[Data excerpts]

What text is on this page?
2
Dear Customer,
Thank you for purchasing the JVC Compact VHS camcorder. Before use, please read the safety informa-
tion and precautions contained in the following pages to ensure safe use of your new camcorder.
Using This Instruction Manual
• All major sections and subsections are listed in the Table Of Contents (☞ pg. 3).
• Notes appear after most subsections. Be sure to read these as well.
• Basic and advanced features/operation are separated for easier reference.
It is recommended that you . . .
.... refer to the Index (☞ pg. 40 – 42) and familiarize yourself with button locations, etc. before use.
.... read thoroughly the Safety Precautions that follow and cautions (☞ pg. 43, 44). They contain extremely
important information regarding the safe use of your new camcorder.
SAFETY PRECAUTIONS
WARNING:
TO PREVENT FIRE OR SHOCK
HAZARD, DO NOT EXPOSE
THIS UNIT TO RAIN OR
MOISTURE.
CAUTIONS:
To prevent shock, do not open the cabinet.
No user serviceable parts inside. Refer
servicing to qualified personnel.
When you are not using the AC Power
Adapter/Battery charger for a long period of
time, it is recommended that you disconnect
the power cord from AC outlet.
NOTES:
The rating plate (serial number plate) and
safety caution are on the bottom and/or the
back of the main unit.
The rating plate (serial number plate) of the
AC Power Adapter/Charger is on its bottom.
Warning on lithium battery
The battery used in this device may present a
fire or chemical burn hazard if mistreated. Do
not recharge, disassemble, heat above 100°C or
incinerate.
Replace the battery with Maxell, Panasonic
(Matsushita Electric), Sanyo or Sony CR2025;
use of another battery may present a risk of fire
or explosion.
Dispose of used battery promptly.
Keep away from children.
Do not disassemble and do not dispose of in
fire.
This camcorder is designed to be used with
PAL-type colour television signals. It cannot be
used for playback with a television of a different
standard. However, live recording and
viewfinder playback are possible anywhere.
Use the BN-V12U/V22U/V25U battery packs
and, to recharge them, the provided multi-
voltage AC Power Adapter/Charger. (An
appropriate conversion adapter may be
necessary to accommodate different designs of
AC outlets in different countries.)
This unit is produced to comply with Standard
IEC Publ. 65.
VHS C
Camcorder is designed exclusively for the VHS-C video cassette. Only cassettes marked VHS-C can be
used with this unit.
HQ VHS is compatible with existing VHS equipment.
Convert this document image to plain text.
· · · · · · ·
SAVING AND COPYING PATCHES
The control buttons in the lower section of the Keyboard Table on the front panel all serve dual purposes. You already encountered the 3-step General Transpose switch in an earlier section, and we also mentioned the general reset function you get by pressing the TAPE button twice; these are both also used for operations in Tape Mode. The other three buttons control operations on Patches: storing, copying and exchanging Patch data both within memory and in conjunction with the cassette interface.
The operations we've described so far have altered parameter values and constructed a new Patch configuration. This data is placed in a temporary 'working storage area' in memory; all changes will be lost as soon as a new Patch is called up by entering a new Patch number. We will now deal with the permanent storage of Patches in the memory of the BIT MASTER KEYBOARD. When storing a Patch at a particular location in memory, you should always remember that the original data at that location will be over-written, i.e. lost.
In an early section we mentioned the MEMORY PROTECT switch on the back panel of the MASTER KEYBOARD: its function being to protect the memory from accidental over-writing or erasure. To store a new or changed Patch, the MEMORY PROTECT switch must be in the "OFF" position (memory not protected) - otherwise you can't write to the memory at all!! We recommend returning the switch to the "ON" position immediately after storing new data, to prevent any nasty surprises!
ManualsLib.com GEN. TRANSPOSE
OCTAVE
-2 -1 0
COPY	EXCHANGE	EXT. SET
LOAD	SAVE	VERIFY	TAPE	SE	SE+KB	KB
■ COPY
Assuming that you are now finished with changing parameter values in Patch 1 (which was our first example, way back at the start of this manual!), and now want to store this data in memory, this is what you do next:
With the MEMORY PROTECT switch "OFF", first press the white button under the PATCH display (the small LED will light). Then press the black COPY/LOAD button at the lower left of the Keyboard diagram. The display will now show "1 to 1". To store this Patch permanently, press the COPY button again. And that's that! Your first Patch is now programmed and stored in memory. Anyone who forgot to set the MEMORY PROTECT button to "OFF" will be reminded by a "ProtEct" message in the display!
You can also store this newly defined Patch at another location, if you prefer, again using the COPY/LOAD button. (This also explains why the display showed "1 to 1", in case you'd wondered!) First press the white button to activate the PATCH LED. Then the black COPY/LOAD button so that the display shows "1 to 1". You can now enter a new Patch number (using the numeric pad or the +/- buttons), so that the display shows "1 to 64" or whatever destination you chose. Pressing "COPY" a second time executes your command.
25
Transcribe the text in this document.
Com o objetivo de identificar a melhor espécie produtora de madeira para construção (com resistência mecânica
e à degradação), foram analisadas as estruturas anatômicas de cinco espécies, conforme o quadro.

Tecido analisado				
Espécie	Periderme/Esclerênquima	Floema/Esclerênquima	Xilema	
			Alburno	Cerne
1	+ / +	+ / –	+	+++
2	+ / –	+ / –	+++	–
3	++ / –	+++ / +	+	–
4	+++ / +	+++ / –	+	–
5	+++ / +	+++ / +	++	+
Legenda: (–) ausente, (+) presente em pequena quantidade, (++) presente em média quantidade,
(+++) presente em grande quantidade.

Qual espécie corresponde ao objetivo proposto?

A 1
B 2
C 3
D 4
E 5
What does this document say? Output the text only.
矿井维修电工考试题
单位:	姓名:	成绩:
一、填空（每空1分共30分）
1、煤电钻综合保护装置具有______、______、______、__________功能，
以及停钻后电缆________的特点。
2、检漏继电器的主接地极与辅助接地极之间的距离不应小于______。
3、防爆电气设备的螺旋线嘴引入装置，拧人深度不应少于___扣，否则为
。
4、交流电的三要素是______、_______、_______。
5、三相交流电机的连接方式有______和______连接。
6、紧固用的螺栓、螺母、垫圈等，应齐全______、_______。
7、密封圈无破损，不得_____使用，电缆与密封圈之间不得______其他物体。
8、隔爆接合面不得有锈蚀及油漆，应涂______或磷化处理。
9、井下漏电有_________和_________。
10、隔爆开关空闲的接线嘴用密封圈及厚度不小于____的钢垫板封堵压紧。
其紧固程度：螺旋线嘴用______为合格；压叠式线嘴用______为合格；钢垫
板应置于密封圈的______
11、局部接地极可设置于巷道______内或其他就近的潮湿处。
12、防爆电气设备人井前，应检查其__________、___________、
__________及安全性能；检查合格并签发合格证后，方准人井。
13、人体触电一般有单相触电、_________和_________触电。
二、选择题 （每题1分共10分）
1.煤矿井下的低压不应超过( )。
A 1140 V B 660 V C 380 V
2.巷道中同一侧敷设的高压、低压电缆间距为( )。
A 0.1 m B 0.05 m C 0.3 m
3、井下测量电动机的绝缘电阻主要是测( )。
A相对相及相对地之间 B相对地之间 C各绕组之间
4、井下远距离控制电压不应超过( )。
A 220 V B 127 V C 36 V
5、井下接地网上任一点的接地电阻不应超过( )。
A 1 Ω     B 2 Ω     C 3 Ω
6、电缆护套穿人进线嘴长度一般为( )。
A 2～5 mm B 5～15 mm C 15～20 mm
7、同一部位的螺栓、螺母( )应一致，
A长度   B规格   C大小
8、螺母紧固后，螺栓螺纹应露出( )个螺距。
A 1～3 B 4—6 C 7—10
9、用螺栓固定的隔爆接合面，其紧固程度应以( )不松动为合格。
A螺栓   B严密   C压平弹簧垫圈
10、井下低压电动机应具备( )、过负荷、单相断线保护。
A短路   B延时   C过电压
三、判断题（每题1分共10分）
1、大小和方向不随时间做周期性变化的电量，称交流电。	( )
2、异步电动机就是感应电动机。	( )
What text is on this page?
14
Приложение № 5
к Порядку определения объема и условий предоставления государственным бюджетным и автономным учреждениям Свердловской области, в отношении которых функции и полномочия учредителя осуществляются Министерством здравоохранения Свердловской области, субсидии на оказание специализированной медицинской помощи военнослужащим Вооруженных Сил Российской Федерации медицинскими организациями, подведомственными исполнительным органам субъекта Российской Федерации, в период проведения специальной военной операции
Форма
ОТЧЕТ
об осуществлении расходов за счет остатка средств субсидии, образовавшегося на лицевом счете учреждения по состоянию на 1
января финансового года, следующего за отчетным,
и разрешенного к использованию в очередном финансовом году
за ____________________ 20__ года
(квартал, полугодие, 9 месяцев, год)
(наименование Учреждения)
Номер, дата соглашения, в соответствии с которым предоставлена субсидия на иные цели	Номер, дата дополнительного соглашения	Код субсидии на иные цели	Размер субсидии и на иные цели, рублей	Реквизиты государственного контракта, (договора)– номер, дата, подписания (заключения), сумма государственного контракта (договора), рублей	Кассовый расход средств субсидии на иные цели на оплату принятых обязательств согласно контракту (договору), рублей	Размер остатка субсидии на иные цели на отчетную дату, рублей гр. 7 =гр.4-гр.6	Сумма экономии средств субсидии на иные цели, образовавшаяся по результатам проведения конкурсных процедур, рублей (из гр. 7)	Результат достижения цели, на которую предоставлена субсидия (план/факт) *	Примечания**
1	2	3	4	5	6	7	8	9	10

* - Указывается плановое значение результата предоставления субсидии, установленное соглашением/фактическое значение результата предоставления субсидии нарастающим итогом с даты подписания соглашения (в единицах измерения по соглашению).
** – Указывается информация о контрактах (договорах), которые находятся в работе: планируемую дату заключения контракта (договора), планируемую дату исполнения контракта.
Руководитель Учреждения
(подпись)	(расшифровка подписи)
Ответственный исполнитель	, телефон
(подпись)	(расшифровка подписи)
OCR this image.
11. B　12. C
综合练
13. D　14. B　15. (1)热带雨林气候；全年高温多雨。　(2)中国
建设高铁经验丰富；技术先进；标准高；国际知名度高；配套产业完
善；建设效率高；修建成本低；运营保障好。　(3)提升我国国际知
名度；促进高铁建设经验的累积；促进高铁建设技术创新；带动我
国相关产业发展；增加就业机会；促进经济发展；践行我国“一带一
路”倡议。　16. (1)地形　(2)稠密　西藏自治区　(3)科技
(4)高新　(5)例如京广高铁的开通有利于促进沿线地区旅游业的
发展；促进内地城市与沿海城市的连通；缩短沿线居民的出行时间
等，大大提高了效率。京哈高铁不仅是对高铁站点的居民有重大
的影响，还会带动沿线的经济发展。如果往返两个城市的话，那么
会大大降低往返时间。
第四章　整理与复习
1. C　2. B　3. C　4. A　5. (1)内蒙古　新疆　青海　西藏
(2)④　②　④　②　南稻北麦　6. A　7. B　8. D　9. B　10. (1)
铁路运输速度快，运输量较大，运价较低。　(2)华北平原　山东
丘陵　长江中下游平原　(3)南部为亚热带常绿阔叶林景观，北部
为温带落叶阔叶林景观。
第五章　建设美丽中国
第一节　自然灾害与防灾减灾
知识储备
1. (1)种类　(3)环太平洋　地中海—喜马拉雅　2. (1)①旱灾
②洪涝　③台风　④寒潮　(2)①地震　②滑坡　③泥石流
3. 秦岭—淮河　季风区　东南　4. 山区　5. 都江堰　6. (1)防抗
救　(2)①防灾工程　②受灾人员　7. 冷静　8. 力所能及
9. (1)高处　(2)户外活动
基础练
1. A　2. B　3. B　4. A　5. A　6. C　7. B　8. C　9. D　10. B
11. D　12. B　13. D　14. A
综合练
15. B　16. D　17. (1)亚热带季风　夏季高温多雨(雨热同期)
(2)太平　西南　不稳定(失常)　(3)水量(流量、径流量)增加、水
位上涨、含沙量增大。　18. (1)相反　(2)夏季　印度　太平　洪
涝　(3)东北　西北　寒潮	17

» Exercise aim: Output exactly the lines between the one containing "OCR this image." and the final line above, both inclusive.

» Task solution:
OCR this image.
11. B　12. C
综合练
13. D　14. B　15. (1)热带雨林气候；全年高温多雨。　(2)中国
建设高铁经验丰富；技术先进；标准高；国际知名度高；配套产业完
善；建设效率高；修建成本低；运营保障好。　(3)提升我国国际知
名度；促进高铁建设经验的累积；促进高铁建设技术创新；带动我
国相关产业发展；增加就业机会；促进经济发展；践行我国“一带一
路”倡议。　16. (1)地形　(2)稠密　西藏自治区　(3)科技
(4)高新　(5)例如京广高铁的开通有利于促进沿线地区旅游业的
发展；促进内地城市与沿海城市的连通；缩短沿线居民的出行时间
等，大大提高了效率。京哈高铁不仅是对高铁站点的居民有重大
的影响，还会带动沿线的经济发展。如果往返两个城市的话，那么
会大大降低往返时间。
第四章　整理与复习
1. C　2. B　3. C　4. A　5. (1)内蒙古　新疆　青海　西藏
(2)④　②　④　②　南稻北麦　6. A　7. B　8. D　9. B　10. (1)
铁路运输速度快，运输量较大，运价较低。　(2)华北平原　山东
丘陵　长江中下游平原　(3)南部为亚热带常绿阔叶林景观，北部
为温带落叶阔叶林景观。
第五章　建设美丽中国
第一节　自然灾害与防灾减灾
知识储备
1. (1)种类　(3)环太平洋　地中海—喜马拉雅　2. (1)①旱灾
②洪涝　③台风　④寒潮　(2)①地震　②滑坡　③泥石流
3. 秦岭—淮河　季风区　东南　4. 山区　5. 都江堰　6. (1)防抗
救　(2)①防灾工程　②受灾人员　7. 冷静　8. 力所能及
9. (1)高处　(2)户外活动
基础练
1. A　2. B　3. B　4. A　5. A　6. C　7. B　8. C　9. D　10. B
11. D　12. B　13. D　14. A
综合练
15. B　16. D　17. (1)亚热带季风　夏季高温多雨(雨热同期)
(2)太平　西南　不稳定(失常)　(3)水量(流量、径流量)增加、水
位上涨、含沙量增大。　18. (1)相反　(2)夏季　印度　太平　洪
涝　(3)东北　西北　寒潮	17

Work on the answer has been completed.